## DO THIS
Quote the entries in full, character for character, without their images.
Start of ROWS
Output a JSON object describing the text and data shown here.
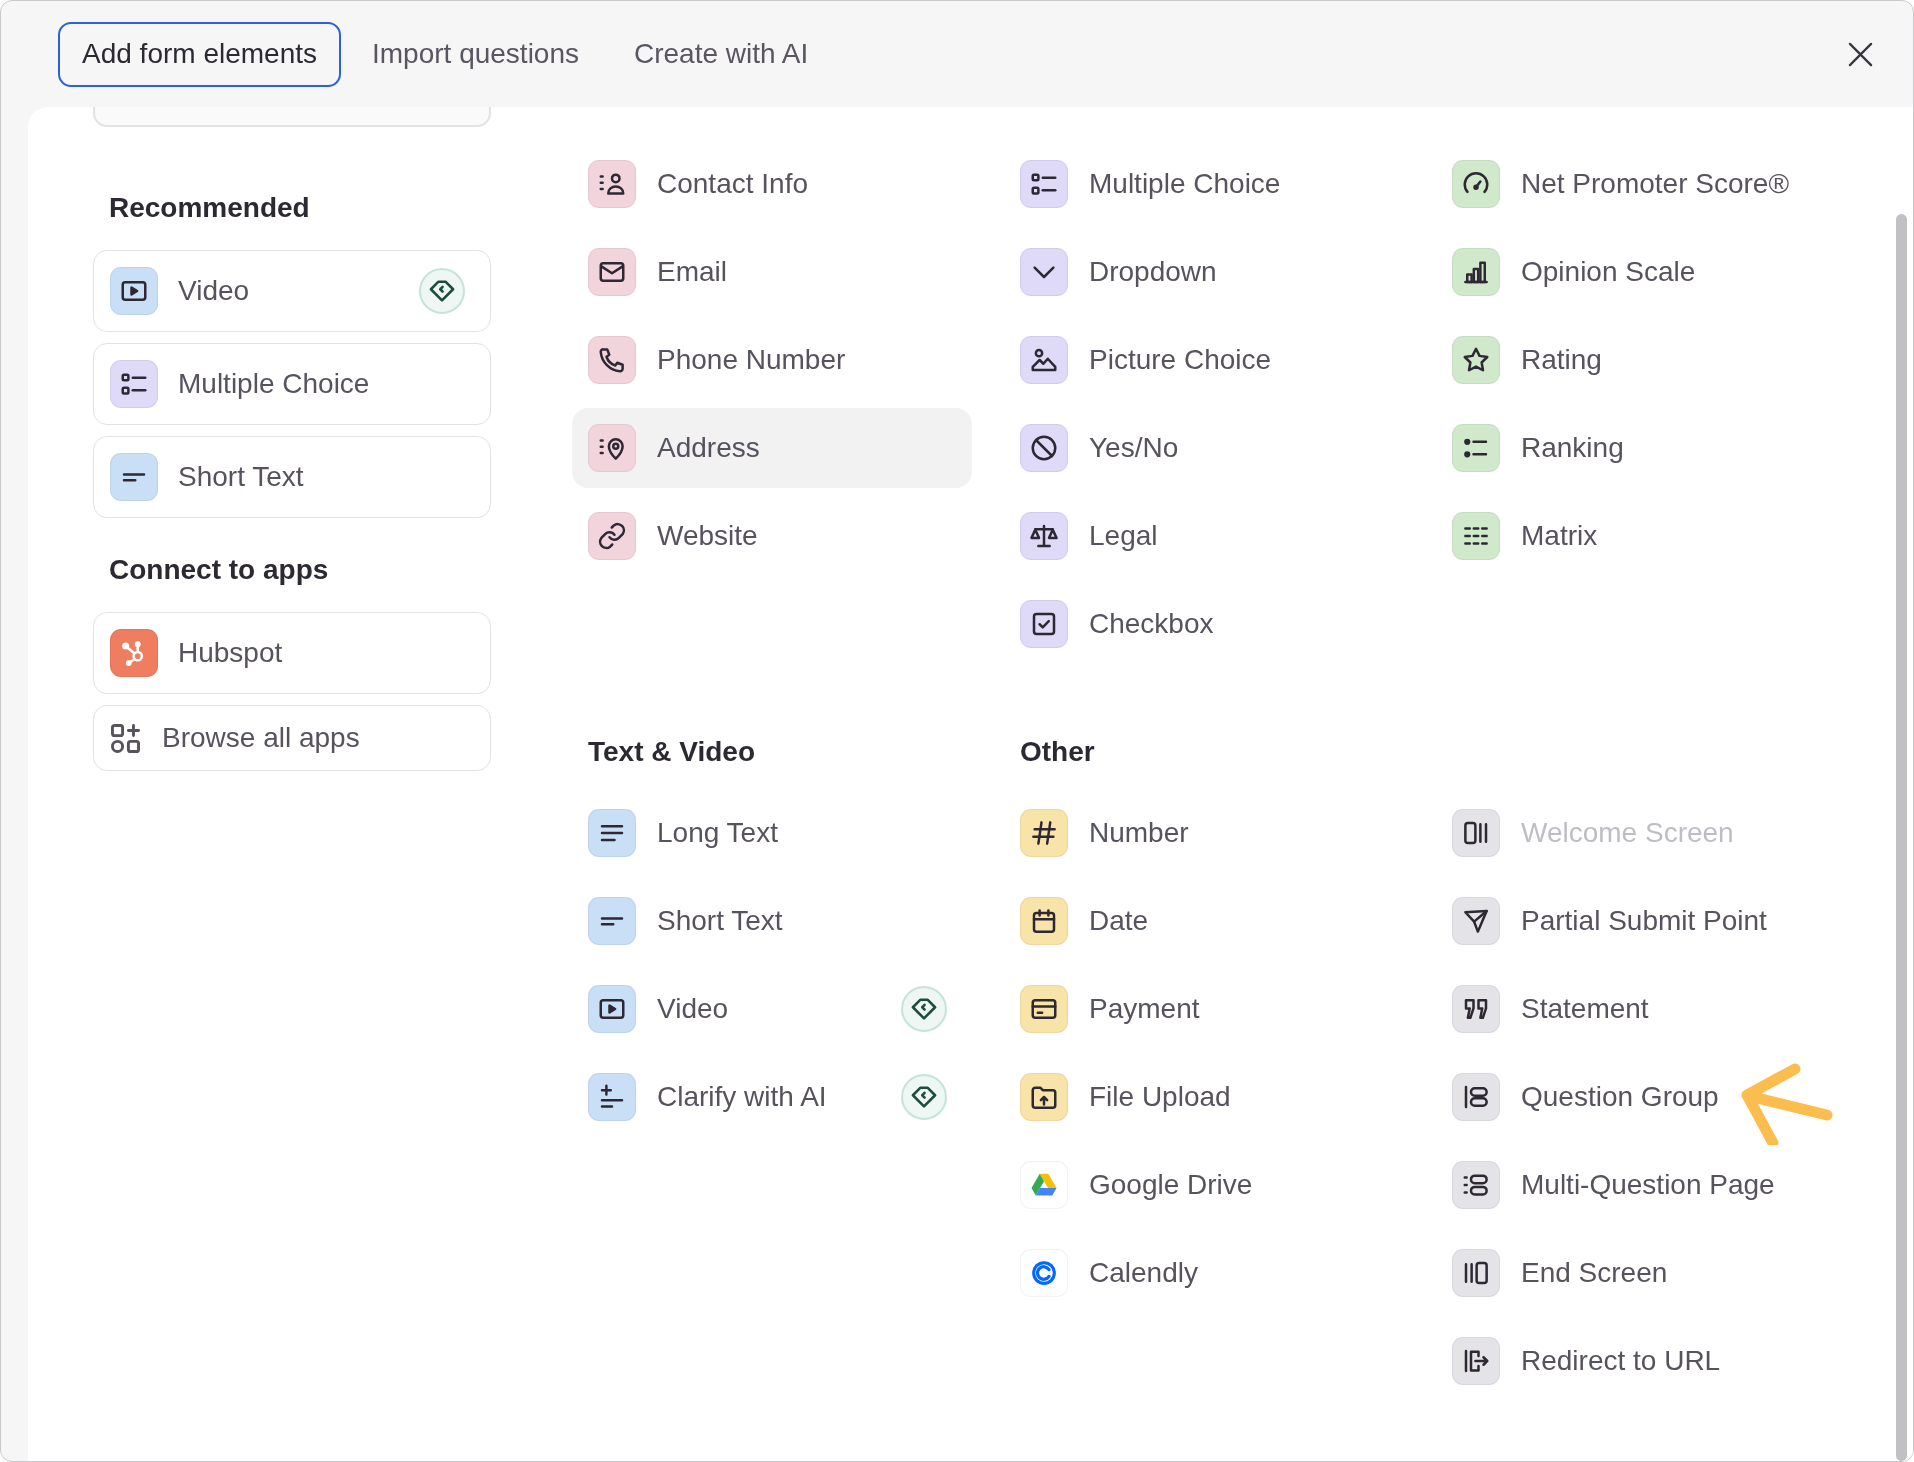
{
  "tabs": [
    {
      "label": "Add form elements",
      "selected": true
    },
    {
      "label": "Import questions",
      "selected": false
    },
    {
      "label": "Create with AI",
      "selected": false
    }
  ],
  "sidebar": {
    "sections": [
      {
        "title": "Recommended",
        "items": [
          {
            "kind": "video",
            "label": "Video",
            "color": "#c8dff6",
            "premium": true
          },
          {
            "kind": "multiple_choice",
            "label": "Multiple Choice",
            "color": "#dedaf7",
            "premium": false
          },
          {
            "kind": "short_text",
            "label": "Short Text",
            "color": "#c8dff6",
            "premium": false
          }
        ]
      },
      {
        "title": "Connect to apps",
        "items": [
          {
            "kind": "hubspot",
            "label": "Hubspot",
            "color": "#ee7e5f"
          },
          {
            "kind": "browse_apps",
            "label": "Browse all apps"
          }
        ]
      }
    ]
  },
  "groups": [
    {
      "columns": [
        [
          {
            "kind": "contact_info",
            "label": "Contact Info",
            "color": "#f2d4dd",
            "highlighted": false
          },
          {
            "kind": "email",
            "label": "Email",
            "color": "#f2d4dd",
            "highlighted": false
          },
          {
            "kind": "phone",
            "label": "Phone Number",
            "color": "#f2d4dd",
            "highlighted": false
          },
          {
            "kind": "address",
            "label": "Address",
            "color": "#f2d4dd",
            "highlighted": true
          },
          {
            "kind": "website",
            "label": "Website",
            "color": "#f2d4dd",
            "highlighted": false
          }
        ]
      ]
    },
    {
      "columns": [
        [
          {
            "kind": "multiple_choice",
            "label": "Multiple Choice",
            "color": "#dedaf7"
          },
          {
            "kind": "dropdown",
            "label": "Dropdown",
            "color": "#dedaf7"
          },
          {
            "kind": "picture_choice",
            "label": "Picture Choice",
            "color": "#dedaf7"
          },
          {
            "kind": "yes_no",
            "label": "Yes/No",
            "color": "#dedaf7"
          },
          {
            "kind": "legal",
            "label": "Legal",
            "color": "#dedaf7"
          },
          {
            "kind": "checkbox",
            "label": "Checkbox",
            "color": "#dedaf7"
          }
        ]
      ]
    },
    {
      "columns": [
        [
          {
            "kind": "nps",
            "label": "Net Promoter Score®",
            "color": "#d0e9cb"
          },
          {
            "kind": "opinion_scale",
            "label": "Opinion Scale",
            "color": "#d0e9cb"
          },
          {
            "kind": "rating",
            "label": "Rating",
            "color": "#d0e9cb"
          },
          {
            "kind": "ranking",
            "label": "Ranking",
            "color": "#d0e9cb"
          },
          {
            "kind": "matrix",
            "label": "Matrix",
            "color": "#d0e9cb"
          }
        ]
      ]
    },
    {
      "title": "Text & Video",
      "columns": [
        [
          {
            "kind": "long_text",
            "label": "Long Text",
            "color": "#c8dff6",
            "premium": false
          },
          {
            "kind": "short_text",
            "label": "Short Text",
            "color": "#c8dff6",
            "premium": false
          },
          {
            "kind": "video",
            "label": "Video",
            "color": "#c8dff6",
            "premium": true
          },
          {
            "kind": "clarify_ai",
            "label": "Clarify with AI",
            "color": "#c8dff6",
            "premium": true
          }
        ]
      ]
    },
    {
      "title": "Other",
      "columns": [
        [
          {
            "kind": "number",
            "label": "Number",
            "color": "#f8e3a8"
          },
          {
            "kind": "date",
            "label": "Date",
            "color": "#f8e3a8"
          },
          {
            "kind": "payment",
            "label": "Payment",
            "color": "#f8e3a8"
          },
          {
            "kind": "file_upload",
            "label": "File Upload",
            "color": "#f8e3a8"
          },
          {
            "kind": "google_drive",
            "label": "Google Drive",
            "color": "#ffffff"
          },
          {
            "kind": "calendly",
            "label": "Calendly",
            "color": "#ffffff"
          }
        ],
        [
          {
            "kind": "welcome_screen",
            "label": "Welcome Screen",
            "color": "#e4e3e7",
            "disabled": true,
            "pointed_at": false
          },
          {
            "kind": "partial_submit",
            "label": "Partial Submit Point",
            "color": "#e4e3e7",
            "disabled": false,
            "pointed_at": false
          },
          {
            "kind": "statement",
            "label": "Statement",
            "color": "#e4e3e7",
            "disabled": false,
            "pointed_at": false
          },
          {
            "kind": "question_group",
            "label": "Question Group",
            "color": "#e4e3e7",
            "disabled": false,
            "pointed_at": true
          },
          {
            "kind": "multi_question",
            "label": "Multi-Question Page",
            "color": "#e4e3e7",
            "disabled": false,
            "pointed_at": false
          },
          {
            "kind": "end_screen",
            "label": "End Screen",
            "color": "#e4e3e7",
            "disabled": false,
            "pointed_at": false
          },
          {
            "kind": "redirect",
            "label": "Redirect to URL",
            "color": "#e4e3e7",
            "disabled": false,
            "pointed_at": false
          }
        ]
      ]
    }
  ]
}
End of ROWS
## CORRECT RESULT
Output a JSON object describing the text and data shown here.
{
  "tabs": [
    {
      "label": "Add form elements",
      "selected": true
    },
    {
      "label": "Import questions",
      "selected": false
    },
    {
      "label": "Create with AI",
      "selected": false
    }
  ],
  "sidebar": {
    "sections": [
      {
        "title": "Recommended",
        "items": [
          {
            "kind": "video",
            "label": "Video",
            "color": "#c8dff6",
            "premium": true
          },
          {
            "kind": "multiple_choice",
            "label": "Multiple Choice",
            "color": "#dedaf7",
            "premium": false
          },
          {
            "kind": "short_text",
            "label": "Short Text",
            "color": "#c8dff6",
            "premium": false
          }
        ]
      },
      {
        "title": "Connect to apps",
        "items": [
          {
            "kind": "hubspot",
            "label": "Hubspot",
            "color": "#ee7e5f"
          },
          {
            "kind": "browse_apps",
            "label": "Browse all apps"
          }
        ]
      }
    ]
  },
  "groups": [
    {
      "columns": [
        [
          {
            "kind": "contact_info",
            "label": "Contact Info",
            "color": "#f2d4dd",
            "highlighted": false
          },
          {
            "kind": "email",
            "label": "Email",
            "color": "#f2d4dd",
            "highlighted": false
          },
          {
            "kind": "phone",
            "label": "Phone Number",
            "color": "#f2d4dd",
            "highlighted": false
          },
          {
            "kind": "address",
            "label": "Address",
            "color": "#f2d4dd",
            "highlighted": true
          },
          {
            "kind": "website",
            "label": "Website",
            "color": "#f2d4dd",
            "highlighted": false
          }
        ]
      ]
    },
    {
      "columns": [
        [
          {
            "kind": "multiple_choice",
            "label": "Multiple Choice",
            "color": "#dedaf7"
          },
          {
            "kind": "dropdown",
            "label": "Dropdown",
            "color": "#dedaf7"
          },
          {
            "kind": "picture_choice",
            "label": "Picture Choice",
            "color": "#dedaf7"
          },
          {
            "kind": "yes_no",
            "label": "Yes/No",
            "color": "#dedaf7"
          },
          {
            "kind": "legal",
            "label": "Legal",
            "color": "#dedaf7"
          },
          {
            "kind": "checkbox",
            "label": "Checkbox",
            "color": "#dedaf7"
          }
        ]
      ]
    },
    {
      "columns": [
        [
          {
            "kind": "nps",
            "label": "Net Promoter Score®",
            "color": "#d0e9cb"
          },
          {
            "kind": "opinion_scale",
            "label": "Opinion Scale",
            "color": "#d0e9cb"
          },
          {
            "kind": "rating",
            "label": "Rating",
            "color": "#d0e9cb"
          },
          {
            "kind": "ranking",
            "label": "Ranking",
            "color": "#d0e9cb"
          },
          {
            "kind": "matrix",
            "label": "Matrix",
            "color": "#d0e9cb"
          }
        ]
      ]
    },
    {
      "title": "Text & Video",
      "columns": [
        [
          {
            "kind": "long_text",
            "label": "Long Text",
            "color": "#c8dff6",
            "premium": false
          },
          {
            "kind": "short_text",
            "label": "Short Text",
            "color": "#c8dff6",
            "premium": false
          },
          {
            "kind": "video",
            "label": "Video",
            "color": "#c8dff6",
            "premium": true
          },
          {
            "kind": "clarify_ai",
            "label": "Clarify with AI",
            "color": "#c8dff6",
            "premium": true
          }
        ]
      ]
    },
    {
      "title": "Other",
      "columns": [
        [
          {
            "kind": "number",
            "label": "Number",
            "color": "#f8e3a8"
          },
          {
            "kind": "date",
            "label": "Date",
            "color": "#f8e3a8"
          },
          {
            "kind": "payment",
            "label": "Payment",
            "color": "#f8e3a8"
          },
          {
            "kind": "file_upload",
            "label": "File Upload",
            "color": "#f8e3a8"
          },
          {
            "kind": "google_drive",
            "label": "Google Drive",
            "color": "#ffffff"
          },
          {
            "kind": "calendly",
            "label": "Calendly",
            "color": "#ffffff"
          }
        ],
        [
          {
            "kind": "welcome_screen",
            "label": "Welcome Screen",
            "color": "#e4e3e7",
            "disabled": true,
            "pointed_at": false
          },
          {
            "kind": "partial_submit",
            "label": "Partial Submit Point",
            "color": "#e4e3e7",
            "disabled": false,
            "pointed_at": false
          },
          {
            "kind": "statement",
            "label": "Statement",
            "color": "#e4e3e7",
            "disabled": false,
            "pointed_at": false
          },
          {
            "kind": "question_group",
            "label": "Question Group",
            "color": "#e4e3e7",
            "disabled": false,
            "pointed_at": true
          },
          {
            "kind": "multi_question",
            "label": "Multi-Question Page",
            "color": "#e4e3e7",
            "disabled": false,
            "pointed_at": false
          },
          {
            "kind": "end_screen",
            "label": "End Screen",
            "color": "#e4e3e7",
            "disabled": false,
            "pointed_at": false
          },
          {
            "kind": "redirect",
            "label": "Redirect to URL",
            "color": "#e4e3e7",
            "disabled": false,
            "pointed_at": false
          }
        ]
      ]
    }
  ]
}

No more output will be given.